Given records »
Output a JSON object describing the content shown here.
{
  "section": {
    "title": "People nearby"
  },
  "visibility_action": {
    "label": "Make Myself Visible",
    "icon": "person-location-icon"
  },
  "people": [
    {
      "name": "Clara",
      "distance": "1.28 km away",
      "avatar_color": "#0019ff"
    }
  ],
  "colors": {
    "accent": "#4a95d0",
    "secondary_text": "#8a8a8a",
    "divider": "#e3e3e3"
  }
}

Instruction » Retype the material above, line by line, exactly.

Finished exercise »
Output a JSON object describing the content shown here.
{
  "section": {
    "title": "People nearby"
  },
  "visibility_action": {
    "label": "Make Myself Visible",
    "icon": "person-location-icon"
  },
  "people": [
    {
      "name": "Clara",
      "distance": "1.28 km away",
      "avatar_color": "#0019ff"
    }
  ],
  "colors": {
    "accent": "#4a95d0",
    "secondary_text": "#8a8a8a",
    "divider": "#e3e3e3"
  }
}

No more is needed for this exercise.